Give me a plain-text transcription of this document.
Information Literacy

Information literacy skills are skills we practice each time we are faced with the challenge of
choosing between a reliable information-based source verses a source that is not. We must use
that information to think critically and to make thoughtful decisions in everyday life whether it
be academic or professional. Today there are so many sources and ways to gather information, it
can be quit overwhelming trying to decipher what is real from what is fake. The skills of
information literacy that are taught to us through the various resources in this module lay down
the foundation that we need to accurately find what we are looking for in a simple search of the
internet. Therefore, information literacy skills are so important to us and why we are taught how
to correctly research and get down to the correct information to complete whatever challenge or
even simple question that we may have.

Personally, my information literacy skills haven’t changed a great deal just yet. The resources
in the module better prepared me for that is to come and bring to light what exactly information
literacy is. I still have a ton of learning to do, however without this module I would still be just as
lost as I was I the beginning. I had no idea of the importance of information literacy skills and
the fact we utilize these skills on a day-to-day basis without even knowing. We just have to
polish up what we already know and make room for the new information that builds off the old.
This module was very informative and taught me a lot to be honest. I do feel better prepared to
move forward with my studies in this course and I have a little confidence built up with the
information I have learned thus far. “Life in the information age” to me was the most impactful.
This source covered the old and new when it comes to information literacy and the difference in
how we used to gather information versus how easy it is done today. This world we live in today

◆ ◆ ◆ ◆

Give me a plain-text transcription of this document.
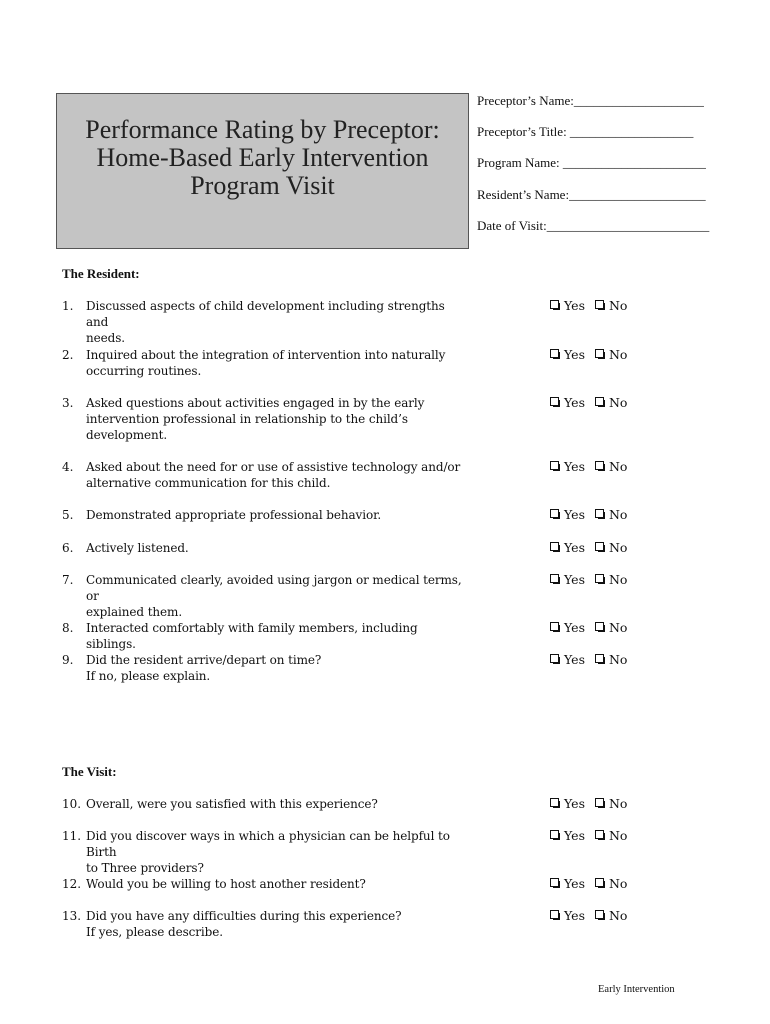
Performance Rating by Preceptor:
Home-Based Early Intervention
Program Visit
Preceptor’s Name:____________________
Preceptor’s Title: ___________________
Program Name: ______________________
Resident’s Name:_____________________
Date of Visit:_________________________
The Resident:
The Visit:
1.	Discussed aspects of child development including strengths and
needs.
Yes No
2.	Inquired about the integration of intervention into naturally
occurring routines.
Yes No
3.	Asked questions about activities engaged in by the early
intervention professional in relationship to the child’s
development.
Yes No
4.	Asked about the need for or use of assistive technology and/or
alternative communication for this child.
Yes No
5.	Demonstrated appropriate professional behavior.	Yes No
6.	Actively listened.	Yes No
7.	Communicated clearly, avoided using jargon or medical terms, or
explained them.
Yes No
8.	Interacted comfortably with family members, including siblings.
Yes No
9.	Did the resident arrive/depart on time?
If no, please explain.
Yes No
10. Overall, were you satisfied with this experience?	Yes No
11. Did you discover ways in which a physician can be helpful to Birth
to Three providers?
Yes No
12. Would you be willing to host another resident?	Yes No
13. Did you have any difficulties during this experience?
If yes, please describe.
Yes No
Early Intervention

◆ ◆ ◆ ◆

- Given task: List every line in the records above that contains the word "module".

- Solution for this task:
information literacy that are taught to us through the various resources in this module lay down
in the module better prepared me for that is to come and bring to light what exactly information
literacy is. I still have a ton of learning to do, however without this module I would still be just as
This module was very informative and taught me a lot to be honest. I do feel better prepared to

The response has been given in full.